* BEGIN Dataset *

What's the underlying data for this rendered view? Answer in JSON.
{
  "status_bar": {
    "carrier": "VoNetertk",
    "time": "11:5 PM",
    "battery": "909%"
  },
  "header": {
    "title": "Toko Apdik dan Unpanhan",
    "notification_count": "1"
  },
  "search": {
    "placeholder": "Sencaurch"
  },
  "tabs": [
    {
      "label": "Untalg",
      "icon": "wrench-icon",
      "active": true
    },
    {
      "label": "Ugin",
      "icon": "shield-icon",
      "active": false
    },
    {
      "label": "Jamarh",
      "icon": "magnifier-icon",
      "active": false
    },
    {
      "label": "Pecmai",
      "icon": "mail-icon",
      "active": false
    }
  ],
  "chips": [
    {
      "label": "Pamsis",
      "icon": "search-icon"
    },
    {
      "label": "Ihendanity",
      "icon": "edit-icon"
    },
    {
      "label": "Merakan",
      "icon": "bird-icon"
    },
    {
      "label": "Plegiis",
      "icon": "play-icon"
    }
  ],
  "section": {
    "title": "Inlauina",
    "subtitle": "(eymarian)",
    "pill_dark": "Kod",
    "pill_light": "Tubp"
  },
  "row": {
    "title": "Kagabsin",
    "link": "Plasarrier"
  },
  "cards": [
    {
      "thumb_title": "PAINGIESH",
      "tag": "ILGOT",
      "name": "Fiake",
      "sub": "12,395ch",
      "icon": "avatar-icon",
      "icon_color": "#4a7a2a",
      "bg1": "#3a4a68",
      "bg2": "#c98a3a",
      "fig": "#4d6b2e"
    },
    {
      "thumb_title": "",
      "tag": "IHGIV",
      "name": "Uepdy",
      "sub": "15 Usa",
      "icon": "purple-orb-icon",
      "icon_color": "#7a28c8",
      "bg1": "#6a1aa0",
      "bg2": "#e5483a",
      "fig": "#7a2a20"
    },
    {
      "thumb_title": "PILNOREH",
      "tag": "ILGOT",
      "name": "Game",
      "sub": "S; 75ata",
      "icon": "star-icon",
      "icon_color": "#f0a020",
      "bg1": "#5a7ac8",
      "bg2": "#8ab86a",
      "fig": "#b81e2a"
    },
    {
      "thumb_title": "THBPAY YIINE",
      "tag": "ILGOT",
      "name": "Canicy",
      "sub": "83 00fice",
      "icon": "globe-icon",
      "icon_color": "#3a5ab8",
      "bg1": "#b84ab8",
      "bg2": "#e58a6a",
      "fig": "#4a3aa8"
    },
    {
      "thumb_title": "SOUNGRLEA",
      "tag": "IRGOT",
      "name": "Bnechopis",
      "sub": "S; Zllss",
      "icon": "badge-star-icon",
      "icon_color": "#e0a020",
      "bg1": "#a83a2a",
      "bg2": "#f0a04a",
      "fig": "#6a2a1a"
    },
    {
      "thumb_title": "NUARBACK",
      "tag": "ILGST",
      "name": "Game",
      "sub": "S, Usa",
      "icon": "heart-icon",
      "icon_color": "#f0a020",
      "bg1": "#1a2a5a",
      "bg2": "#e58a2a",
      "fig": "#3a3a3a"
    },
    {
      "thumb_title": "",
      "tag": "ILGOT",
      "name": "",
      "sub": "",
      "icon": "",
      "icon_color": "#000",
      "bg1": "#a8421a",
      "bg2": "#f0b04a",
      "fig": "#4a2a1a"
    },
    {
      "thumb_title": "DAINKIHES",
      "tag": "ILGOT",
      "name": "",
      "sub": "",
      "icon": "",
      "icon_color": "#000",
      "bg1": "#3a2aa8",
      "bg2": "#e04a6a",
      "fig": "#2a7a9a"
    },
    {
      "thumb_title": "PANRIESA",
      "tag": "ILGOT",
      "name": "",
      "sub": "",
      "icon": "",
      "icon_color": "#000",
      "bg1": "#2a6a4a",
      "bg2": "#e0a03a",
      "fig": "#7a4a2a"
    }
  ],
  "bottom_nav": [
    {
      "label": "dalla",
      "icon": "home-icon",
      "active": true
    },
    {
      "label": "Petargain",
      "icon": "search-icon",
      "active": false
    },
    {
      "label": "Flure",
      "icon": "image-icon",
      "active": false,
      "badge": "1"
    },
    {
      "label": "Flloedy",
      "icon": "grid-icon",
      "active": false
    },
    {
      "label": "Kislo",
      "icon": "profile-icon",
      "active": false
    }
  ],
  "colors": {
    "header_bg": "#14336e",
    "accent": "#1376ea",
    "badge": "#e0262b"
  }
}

* END Dataset *

▶ [Short exercise]: All of the data must be returned exactly.

▶ [Response below]:
What's the underlying data for this rendered view? Answer in JSON.
{
  "status_bar": {
    "carrier": "VoNetertk",
    "time": "11:5 PM",
    "battery": "909%"
  },
  "header": {
    "title": "Toko Apdik dan Unpanhan",
    "notification_count": "1"
  },
  "search": {
    "placeholder": "Sencaurch"
  },
  "tabs": [
    {
      "label": "Untalg",
      "icon": "wrench-icon",
      "active": true
    },
    {
      "label": "Ugin",
      "icon": "shield-icon",
      "active": false
    },
    {
      "label": "Jamarh",
      "icon": "magnifier-icon",
      "active": false
    },
    {
      "label": "Pecmai",
      "icon": "mail-icon",
      "active": false
    }
  ],
  "chips": [
    {
      "label": "Pamsis",
      "icon": "search-icon"
    },
    {
      "label": "Ihendanity",
      "icon": "edit-icon"
    },
    {
      "label": "Merakan",
      "icon": "bird-icon"
    },
    {
      "label": "Plegiis",
      "icon": "play-icon"
    }
  ],
  "section": {
    "title": "Inlauina",
    "subtitle": "(eymarian)",
    "pill_dark": "Kod",
    "pill_light": "Tubp"
  },
  "row": {
    "title": "Kagabsin",
    "link": "Plasarrier"
  },
  "cards": [
    {
      "thumb_title": "PAINGIESH",
      "tag": "ILGOT",
      "name": "Fiake",
      "sub": "12,395ch",
      "icon": "avatar-icon",
      "icon_color": "#4a7a2a",
      "bg1": "#3a4a68",
      "bg2": "#c98a3a",
      "fig": "#4d6b2e"
    },
    {
      "thumb_title": "",
      "tag": "IHGIV",
      "name": "Uepdy",
      "sub": "15 Usa",
      "icon": "purple-orb-icon",
      "icon_color": "#7a28c8",
      "bg1": "#6a1aa0",
      "bg2": "#e5483a",
      "fig": "#7a2a20"
    },
    {
      "thumb_title": "PILNOREH",
      "tag": "ILGOT",
      "name": "Game",
      "sub": "S; 75ata",
      "icon": "star-icon",
      "icon_color": "#f0a020",
      "bg1": "#5a7ac8",
      "bg2": "#8ab86a",
      "fig": "#b81e2a"
    },
    {
      "thumb_title": "THBPAY YIINE",
      "tag": "ILGOT",
      "name": "Canicy",
      "sub": "83 00fice",
      "icon": "globe-icon",
      "icon_color": "#3a5ab8",
      "bg1": "#b84ab8",
      "bg2": "#e58a6a",
      "fig": "#4a3aa8"
    },
    {
      "thumb_title": "SOUNGRLEA",
      "tag": "IRGOT",
      "name": "Bnechopis",
      "sub": "S; Zllss",
      "icon": "badge-star-icon",
      "icon_color": "#e0a020",
      "bg1": "#a83a2a",
      "bg2": "#f0a04a",
      "fig": "#6a2a1a"
    },
    {
      "thumb_title": "NUARBACK",
      "tag": "ILGST",
      "name": "Game",
      "sub": "S, Usa",
      "icon": "heart-icon",
      "icon_color": "#f0a020",
      "bg1": "#1a2a5a",
      "bg2": "#e58a2a",
      "fig": "#3a3a3a"
    },
    {
      "thumb_title": "",
      "tag": "ILGOT",
      "name": "",
      "sub": "",
      "icon": "",
      "icon_color": "#000",
      "bg1": "#a8421a",
      "bg2": "#f0b04a",
      "fig": "#4a2a1a"
    },
    {
      "thumb_title": "DAINKIHES",
      "tag": "ILGOT",
      "name": "",
      "sub": "",
      "icon": "",
      "icon_color": "#000",
      "bg1": "#3a2aa8",
      "bg2": "#e04a6a",
      "fig": "#2a7a9a"
    },
    {
      "thumb_title": "PANRIESA",
      "tag": "ILGOT",
      "name": "",
      "sub": "",
      "icon": "",
      "icon_color": "#000",
      "bg1": "#2a6a4a",
      "bg2": "#e0a03a",
      "fig": "#7a4a2a"
    }
  ],
  "bottom_nav": [
    {
      "label": "dalla",
      "icon": "home-icon",
      "active": true
    },
    {
      "label": "Petargain",
      "icon": "search-icon",
      "active": false
    },
    {
      "label": "Flure",
      "icon": "image-icon",
      "active": false,
      "badge": "1"
    },
    {
      "label": "Flloedy",
      "icon": "grid-icon",
      "active": false
    },
    {
      "label": "Kislo",
      "icon": "profile-icon",
      "active": false
    }
  ],
  "colors": {
    "header_bg": "#14336e",
    "accent": "#1376ea",
    "badge": "#e0262b"
  }
}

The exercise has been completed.